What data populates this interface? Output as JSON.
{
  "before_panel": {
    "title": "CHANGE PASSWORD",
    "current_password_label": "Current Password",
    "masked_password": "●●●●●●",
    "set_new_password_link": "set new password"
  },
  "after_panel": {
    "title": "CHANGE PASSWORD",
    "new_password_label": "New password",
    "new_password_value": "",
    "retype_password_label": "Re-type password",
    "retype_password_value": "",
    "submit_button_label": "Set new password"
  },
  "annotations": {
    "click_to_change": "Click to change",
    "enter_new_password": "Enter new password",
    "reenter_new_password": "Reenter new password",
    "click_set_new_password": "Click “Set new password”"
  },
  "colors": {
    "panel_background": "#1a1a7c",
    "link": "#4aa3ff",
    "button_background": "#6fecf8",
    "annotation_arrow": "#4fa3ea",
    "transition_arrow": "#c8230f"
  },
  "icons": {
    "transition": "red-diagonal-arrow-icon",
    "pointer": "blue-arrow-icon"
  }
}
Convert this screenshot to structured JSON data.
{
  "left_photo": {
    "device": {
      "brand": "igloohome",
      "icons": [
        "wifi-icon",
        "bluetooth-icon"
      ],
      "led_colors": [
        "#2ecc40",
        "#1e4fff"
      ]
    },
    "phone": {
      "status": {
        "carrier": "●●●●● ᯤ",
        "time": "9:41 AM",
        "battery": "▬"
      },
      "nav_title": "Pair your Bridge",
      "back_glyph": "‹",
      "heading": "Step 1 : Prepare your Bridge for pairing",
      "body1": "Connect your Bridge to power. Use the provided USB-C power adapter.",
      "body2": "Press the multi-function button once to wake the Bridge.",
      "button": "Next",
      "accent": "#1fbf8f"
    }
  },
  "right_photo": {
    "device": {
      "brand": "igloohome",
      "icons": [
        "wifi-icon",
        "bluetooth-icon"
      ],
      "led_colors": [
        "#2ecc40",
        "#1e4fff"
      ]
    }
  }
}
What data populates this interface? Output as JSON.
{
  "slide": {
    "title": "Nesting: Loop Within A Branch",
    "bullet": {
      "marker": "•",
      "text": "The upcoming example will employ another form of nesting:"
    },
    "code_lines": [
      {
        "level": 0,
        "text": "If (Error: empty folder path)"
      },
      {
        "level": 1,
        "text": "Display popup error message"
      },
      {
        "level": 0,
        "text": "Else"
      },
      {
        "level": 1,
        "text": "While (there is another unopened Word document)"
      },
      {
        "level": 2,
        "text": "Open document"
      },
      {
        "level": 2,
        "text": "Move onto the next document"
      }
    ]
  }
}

◆ ◆ ◆ ◆ ◆ ◆ ◆

## The exercise
Reproduce the records above exactly as they appear.

## Solution to this exercise
What data populates this interface? Output as JSON.
{
  "before_panel": {
    "title": "CHANGE PASSWORD",
    "current_password_label": "Current Password",
    "masked_password": "●●●●●●",
    "set_new_password_link": "set new password"
  },
  "after_panel": {
    "title": "CHANGE PASSWORD",
    "new_password_label": "New password",
    "new_password_value": "",
    "retype_password_label": "Re-type password",
    "retype_password_value": "",
    "submit_button_label": "Set new password"
  },
  "annotations": {
    "click_to_change": "Click to change",
    "enter_new_password": "Enter new password",
    "reenter_new_password": "Reenter new password",
    "click_set_new_password": "Click “Set new password”"
  },
  "colors": {
    "panel_background": "#1a1a7c",
    "link": "#4aa3ff",
    "button_background": "#6fecf8",
    "annotation_arrow": "#4fa3ea",
    "transition_arrow": "#c8230f"
  },
  "icons": {
    "transition": "red-diagonal-arrow-icon",
    "pointer": "blue-arrow-icon"
  }
}
Convert this screenshot to structured JSON data.
{
  "left_photo": {
    "device": {
      "brand": "igloohome",
      "icons": [
        "wifi-icon",
        "bluetooth-icon"
      ],
      "led_colors": [
        "#2ecc40",
        "#1e4fff"
      ]
    },
    "phone": {
      "status": {
        "carrier": "●●●●● ᯤ",
        "time": "9:41 AM",
        "battery": "▬"
      },
      "nav_title": "Pair your Bridge",
      "back_glyph": "‹",
      "heading": "Step 1 : Prepare your Bridge for pairing",
      "body1": "Connect your Bridge to power. Use the provided USB-C power adapter.",
      "body2": "Press the multi-function button once to wake the Bridge.",
      "button": "Next",
      "accent": "#1fbf8f"
    }
  },
  "right_photo": {
    "device": {
      "brand": "igloohome",
      "icons": [
        "wifi-icon",
        "bluetooth-icon"
      ],
      "led_colors": [
        "#2ecc40",
        "#1e4fff"
      ]
    }
  }
}
What data populates this interface? Output as JSON.
{
  "slide": {
    "title": "Nesting: Loop Within A Branch",
    "bullet": {
      "marker": "•",
      "text": "The upcoming example will employ another form of nesting:"
    },
    "code_lines": [
      {
        "level": 0,
        "text": "If (Error: empty folder path)"
      },
      {
        "level": 1,
        "text": "Display popup error message"
      },
      {
        "level": 0,
        "text": "Else"
      },
      {
        "level": 1,
        "text": "While (there is another unopened Word document)"
      },
      {
        "level": 2,
        "text": "Open document"
      },
      {
        "level": 2,
        "text": "Move onto the next document"
      }
    ]
  }
}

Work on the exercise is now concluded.